GIVEN PROBLEM:
Copy out every record precisely.

INFORMATION SHOWN:
________

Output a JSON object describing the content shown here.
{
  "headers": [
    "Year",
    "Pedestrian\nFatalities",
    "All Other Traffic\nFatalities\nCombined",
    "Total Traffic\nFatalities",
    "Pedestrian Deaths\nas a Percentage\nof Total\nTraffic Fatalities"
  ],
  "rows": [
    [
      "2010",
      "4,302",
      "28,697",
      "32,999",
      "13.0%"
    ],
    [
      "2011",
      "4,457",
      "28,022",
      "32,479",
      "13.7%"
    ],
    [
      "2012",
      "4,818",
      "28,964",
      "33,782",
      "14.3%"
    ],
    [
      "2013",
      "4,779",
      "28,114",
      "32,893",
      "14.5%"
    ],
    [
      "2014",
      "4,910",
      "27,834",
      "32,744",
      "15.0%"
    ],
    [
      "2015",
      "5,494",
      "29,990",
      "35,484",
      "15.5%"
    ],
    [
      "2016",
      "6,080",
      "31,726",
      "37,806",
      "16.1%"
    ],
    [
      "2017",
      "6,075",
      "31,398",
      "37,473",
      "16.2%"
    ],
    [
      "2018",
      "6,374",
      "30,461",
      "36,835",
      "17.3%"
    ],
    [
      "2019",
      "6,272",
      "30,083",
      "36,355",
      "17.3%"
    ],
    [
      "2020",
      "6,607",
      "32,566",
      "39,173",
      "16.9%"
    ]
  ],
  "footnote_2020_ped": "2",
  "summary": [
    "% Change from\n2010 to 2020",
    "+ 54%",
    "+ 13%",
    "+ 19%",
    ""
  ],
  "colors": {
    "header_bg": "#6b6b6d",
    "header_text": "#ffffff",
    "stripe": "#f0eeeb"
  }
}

________

WRITTEN RESPONSE:
Output a JSON object describing the content shown here.
{
  "headers": [
    "Year",
    "Pedestrian\nFatalities",
    "All Other Traffic\nFatalities\nCombined",
    "Total Traffic\nFatalities",
    "Pedestrian Deaths\nas a Percentage\nof Total\nTraffic Fatalities"
  ],
  "rows": [
    [
      "2010",
      "4,302",
      "28,697",
      "32,999",
      "13.0%"
    ],
    [
      "2011",
      "4,457",
      "28,022",
      "32,479",
      "13.7%"
    ],
    [
      "2012",
      "4,818",
      "28,964",
      "33,782",
      "14.3%"
    ],
    [
      "2013",
      "4,779",
      "28,114",
      "32,893",
      "14.5%"
    ],
    [
      "2014",
      "4,910",
      "27,834",
      "32,744",
      "15.0%"
    ],
    [
      "2015",
      "5,494",
      "29,990",
      "35,484",
      "15.5%"
    ],
    [
      "2016",
      "6,080",
      "31,726",
      "37,806",
      "16.1%"
    ],
    [
      "2017",
      "6,075",
      "31,398",
      "37,473",
      "16.2%"
    ],
    [
      "2018",
      "6,374",
      "30,461",
      "36,835",
      "17.3%"
    ],
    [
      "2019",
      "6,272",
      "30,083",
      "36,355",
      "17.3%"
    ],
    [
      "2020",
      "6,607",
      "32,566",
      "39,173",
      "16.9%"
    ]
  ],
  "footnote_2020_ped": "2",
  "summary": [
    "% Change from\n2010 to 2020",
    "+ 54%",
    "+ 13%",
    "+ 19%",
    ""
  ],
  "colors": {
    "header_bg": "#6b6b6d",
    "header_text": "#ffffff",
    "stripe": "#f0eeeb"
  }
}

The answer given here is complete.